* [Written request] Write out each line word for word. Drop pictures.

* [Exercise data]
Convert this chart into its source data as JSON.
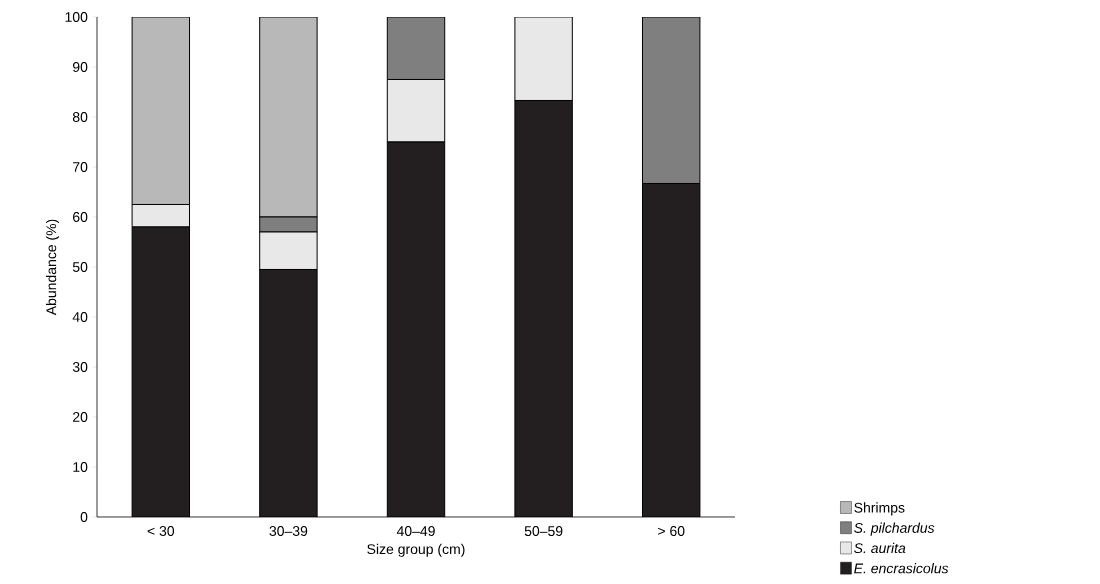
{
  "chart_data": {
    "type": "bar",
    "stacked": true,
    "xlabel": "Size group (cm)",
    "ylabel": "Abundance (%)",
    "categories": [
      "< 30",
      "30–39",
      "40–49",
      "50–59",
      "> 60"
    ],
    "series": [
      {
        "name": "E. encrasicolus",
        "color": "#231f20",
        "values": [
          58,
          49.5,
          75,
          83.3,
          66.7
        ]
      },
      {
        "name": "S. aurita",
        "color": "#e8e8e8",
        "values": [
          4.5,
          7.5,
          12.5,
          16.7,
          0
        ]
      },
      {
        "name": "S. pilchardus",
        "color": "#7f7f7f",
        "values": [
          0,
          3,
          12.5,
          0,
          33.3
        ]
      },
      {
        "name": "Shrimps",
        "color": "#b8b8b8",
        "values": [
          37.5,
          40,
          0,
          0,
          0
        ]
      }
    ],
    "ylim": [
      0,
      100
    ],
    "yticks": [
      0,
      10,
      20,
      30,
      40,
      50,
      60,
      70,
      80,
      90,
      100
    ],
    "grid": false,
    "legend": "bottom right"
  }
}
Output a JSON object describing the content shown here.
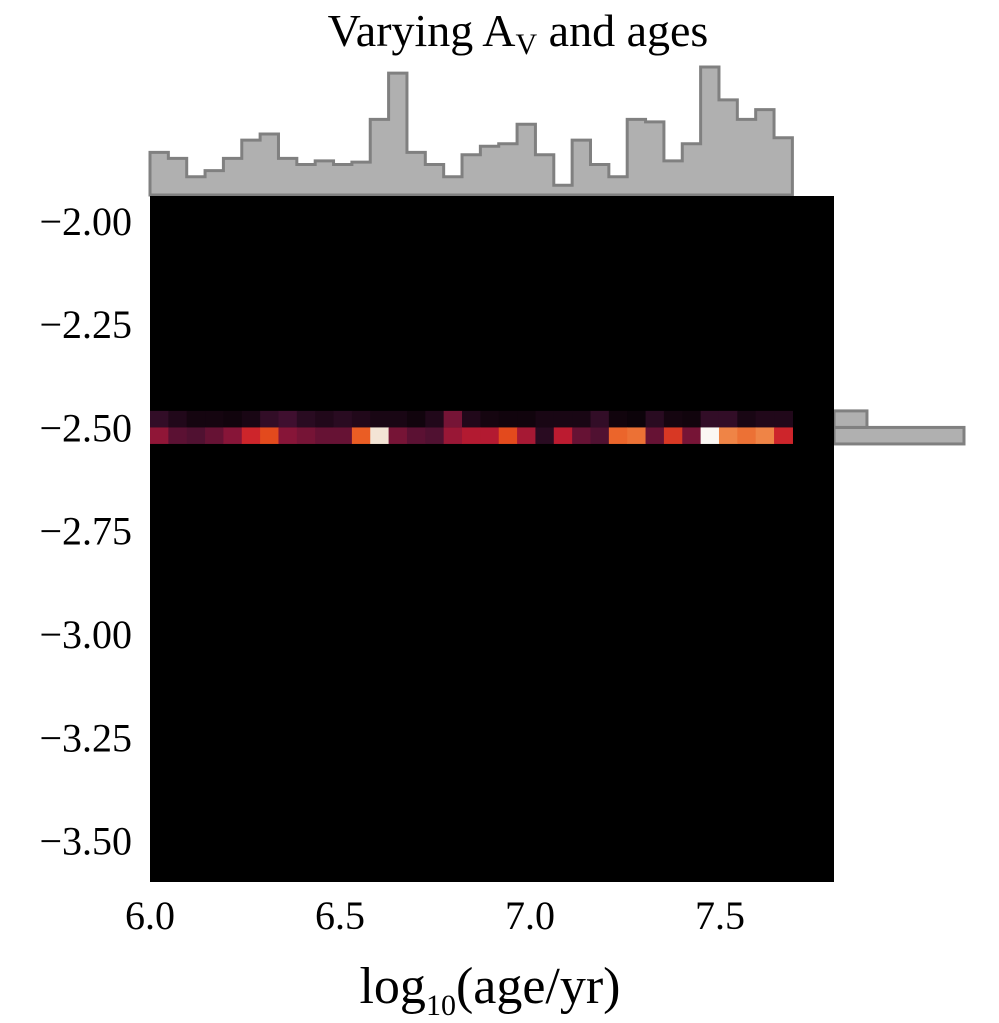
{
  "chart_data": {
    "type": "heatmap",
    "title": {
      "main": "Varying A",
      "sub": "V",
      "rest": " and ages"
    },
    "xlabel": {
      "pre": "log",
      "sub": "10",
      "post": "(age/yr)"
    },
    "ylabel": "",
    "xlim": [
      6.0,
      7.8
    ],
    "ylim": [
      -3.6,
      -1.94
    ],
    "x_ticks": [
      "6.0",
      "6.5",
      "7.0",
      "7.5"
    ],
    "y_ticks": [
      "−2.00",
      "−2.25",
      "−2.50",
      "−2.75",
      "−3.00",
      "−3.25",
      "−3.50"
    ],
    "x_tick_values": [
      6.0,
      6.5,
      7.0,
      7.5
    ],
    "y_tick_values": [
      -2.0,
      -2.25,
      -2.5,
      -2.75,
      -3.0,
      -3.25,
      -3.5
    ],
    "grid": false,
    "colormap": [
      "#000000",
      "#3b0f2f",
      "#8a1538",
      "#c81d2e",
      "#e8521a",
      "#f08a4b",
      "#f3e9dc",
      "#ffffff"
    ],
    "background_color": "#000000",
    "histogram_color": "#b0b0b0",
    "histogram_edge_color": "#808080",
    "x_bins": {
      "start": 6.0,
      "width": 0.0483,
      "count": 35
    },
    "y_rows": [
      {
        "y_low": -2.5,
        "y_high": -2.46,
        "intensity": [
          0.12,
          0.08,
          0.05,
          0.05,
          0.04,
          0.06,
          0.12,
          0.15,
          0.1,
          0.08,
          0.1,
          0.08,
          0.06,
          0.06,
          0.04,
          0.08,
          0.25,
          0.08,
          0.05,
          0.04,
          0.04,
          0.06,
          0.06,
          0.06,
          0.12,
          0.04,
          0.03,
          0.1,
          0.05,
          0.04,
          0.12,
          0.12,
          0.06,
          0.08,
          0.08
        ]
      },
      {
        "y_low": -2.54,
        "y_high": -2.5,
        "intensity": [
          0.3,
          0.2,
          0.18,
          0.22,
          0.28,
          0.45,
          0.55,
          0.28,
          0.25,
          0.22,
          0.22,
          0.6,
          0.85,
          0.25,
          0.2,
          0.18,
          0.32,
          0.38,
          0.38,
          0.55,
          0.35,
          0.1,
          0.4,
          0.22,
          0.18,
          0.62,
          0.65,
          0.22,
          0.5,
          0.25,
          0.95,
          0.7,
          0.65,
          0.7,
          0.45
        ]
      }
    ],
    "top_histogram": [
      0.35,
      0.3,
      0.15,
      0.2,
      0.3,
      0.45,
      0.5,
      0.3,
      0.25,
      0.28,
      0.25,
      0.27,
      0.62,
      1.0,
      0.35,
      0.25,
      0.15,
      0.33,
      0.4,
      0.42,
      0.58,
      0.33,
      0.08,
      0.45,
      0.25,
      0.15,
      0.62,
      0.6,
      0.28,
      0.42,
      1.05,
      0.78,
      0.62,
      0.7,
      0.47
    ],
    "right_histogram": [
      {
        "y_low": -2.54,
        "y_high": -2.5,
        "value": 0.71
      },
      {
        "y_low": -2.5,
        "y_high": -2.46,
        "value": 0.18
      }
    ]
  }
}
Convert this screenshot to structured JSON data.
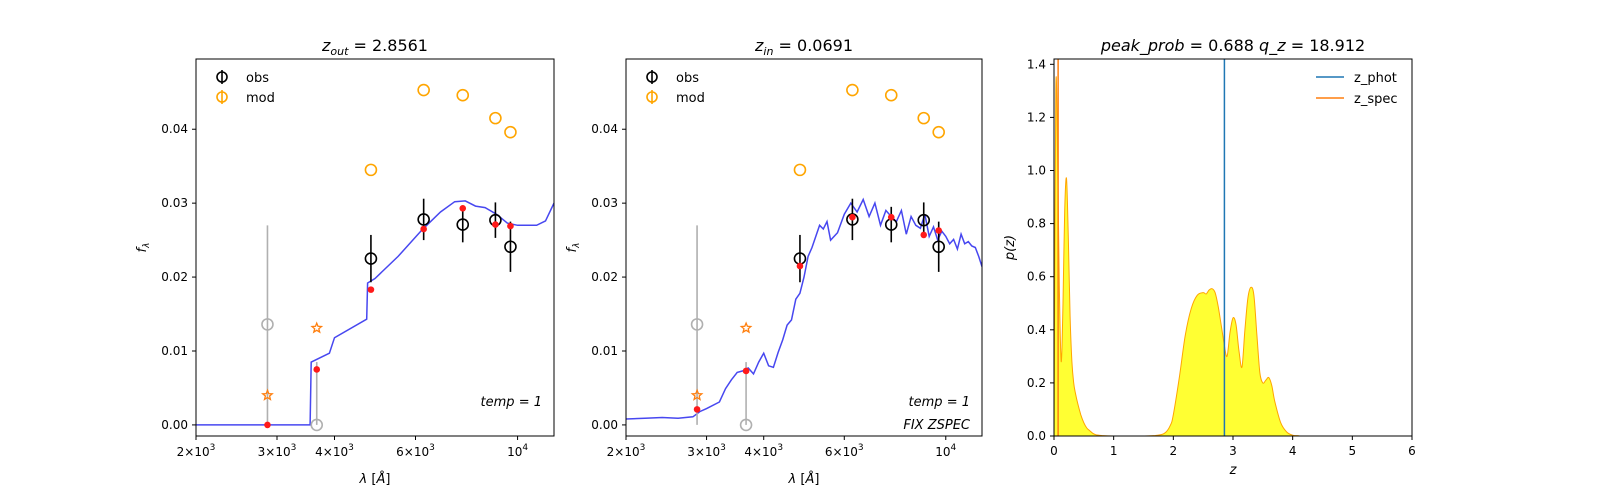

* [Finished answer]
Convert this chart into its source data as JSON.
{
  "chart_data": {
    "type": "bar",
    "stacked": true,
    "xlabel": "Size group (cm)",
    "ylabel": "Abundance (%)",
    "categories": [
      "< 30",
      "30–39",
      "40–49",
      "50–59",
      "> 60"
    ],
    "series": [
      {
        "name": "E. encrasicolus",
        "color": "#231f20",
        "values": [
          58,
          49.5,
          75,
          83.3,
          66.7
        ]
      },
      {
        "name": "S. aurita",
        "color": "#e8e8e8",
        "values": [
          4.5,
          7.5,
          12.5,
          16.7,
          0
        ]
      },
      {
        "name": "S. pilchardus",
        "color": "#7f7f7f",
        "values": [
          0,
          3,
          12.5,
          0,
          33.3
        ]
      },
      {
        "name": "Shrimps",
        "color": "#b8b8b8",
        "values": [
          37.5,
          40,
          0,
          0,
          0
        ]
      }
    ],
    "ylim": [
      0,
      100
    ],
    "yticks": [
      0,
      10,
      20,
      30,
      40,
      50,
      60,
      70,
      80,
      90,
      100
    ],
    "grid": false,
    "legend": "bottom right"
  }
}
Output a JSON object describing the content shown here.
{
  "chart_data": {
    "type": "heatmap",
    "title": {
      "main": "Varying A",
      "sub": "V",
      "rest": " and ages"
    },
    "xlabel": {
      "pre": "log",
      "sub": "10",
      "post": "(age/yr)"
    },
    "ylabel": "",
    "xlim": [
      6.0,
      7.8
    ],
    "ylim": [
      -3.6,
      -1.94
    ],
    "x_ticks": [
      "6.0",
      "6.5",
      "7.0",
      "7.5"
    ],
    "y_ticks": [
      "−2.00",
      "−2.25",
      "−2.50",
      "−2.75",
      "−3.00",
      "−3.25",
      "−3.50"
    ],
    "x_tick_values": [
      6.0,
      6.5,
      7.0,
      7.5
    ],
    "y_tick_values": [
      -2.0,
      -2.25,
      -2.5,
      -2.75,
      -3.0,
      -3.25,
      -3.5
    ],
    "grid": false,
    "colormap": [
      "#000000",
      "#3b0f2f",
      "#8a1538",
      "#c81d2e",
      "#e8521a",
      "#f08a4b",
      "#f3e9dc",
      "#ffffff"
    ],
    "background_color": "#000000",
    "histogram_color": "#b0b0b0",
    "histogram_edge_color": "#808080",
    "x_bins": {
      "start": 6.0,
      "width": 0.0483,
      "count": 35
    },
    "y_rows": [
      {
        "y_low": -2.5,
        "y_high": -2.46,
        "intensity": [
          0.12,
          0.08,
          0.05,
          0.05,
          0.04,
          0.06,
          0.12,
          0.15,
          0.1,
          0.08,
          0.1,
          0.08,
          0.06,
          0.06,
          0.04,
          0.08,
          0.25,
          0.08,
          0.05,
          0.04,
          0.04,
          0.06,
          0.06,
          0.06,
          0.12,
          0.04,
          0.03,
          0.1,
          0.05,
          0.04,
          0.12,
          0.12,
          0.06,
          0.08,
          0.08
        ]
      },
      {
        "y_low": -2.54,
        "y_high": -2.5,
        "intensity": [
          0.3,
          0.2,
          0.18,
          0.22,
          0.28,
          0.45,
          0.55,
          0.28,
          0.25,
          0.22,
          0.22,
          0.6,
          0.85,
          0.25,
          0.2,
          0.18,
          0.32,
          0.38,
          0.38,
          0.55,
          0.35,
          0.1,
          0.4,
          0.22,
          0.18,
          0.62,
          0.65,
          0.22,
          0.5,
          0.25,
          0.95,
          0.7,
          0.65,
          0.7,
          0.45
        ]
      }
    ],
    "top_histogram": [
      0.35,
      0.3,
      0.15,
      0.2,
      0.3,
      0.45,
      0.5,
      0.3,
      0.25,
      0.28,
      0.25,
      0.27,
      0.62,
      1.0,
      0.35,
      0.25,
      0.15,
      0.33,
      0.4,
      0.42,
      0.58,
      0.33,
      0.08,
      0.45,
      0.25,
      0.15,
      0.62,
      0.6,
      0.28,
      0.42,
      1.05,
      0.78,
      0.62,
      0.7,
      0.47
    ],
    "right_histogram": [
      {
        "y_low": -2.54,
        "y_high": -2.5,
        "value": 0.71
      },
      {
        "y_low": -2.5,
        "y_high": -2.46,
        "value": 0.18
      }
    ]
  }
}
Convert this screenshot to structured JSON data.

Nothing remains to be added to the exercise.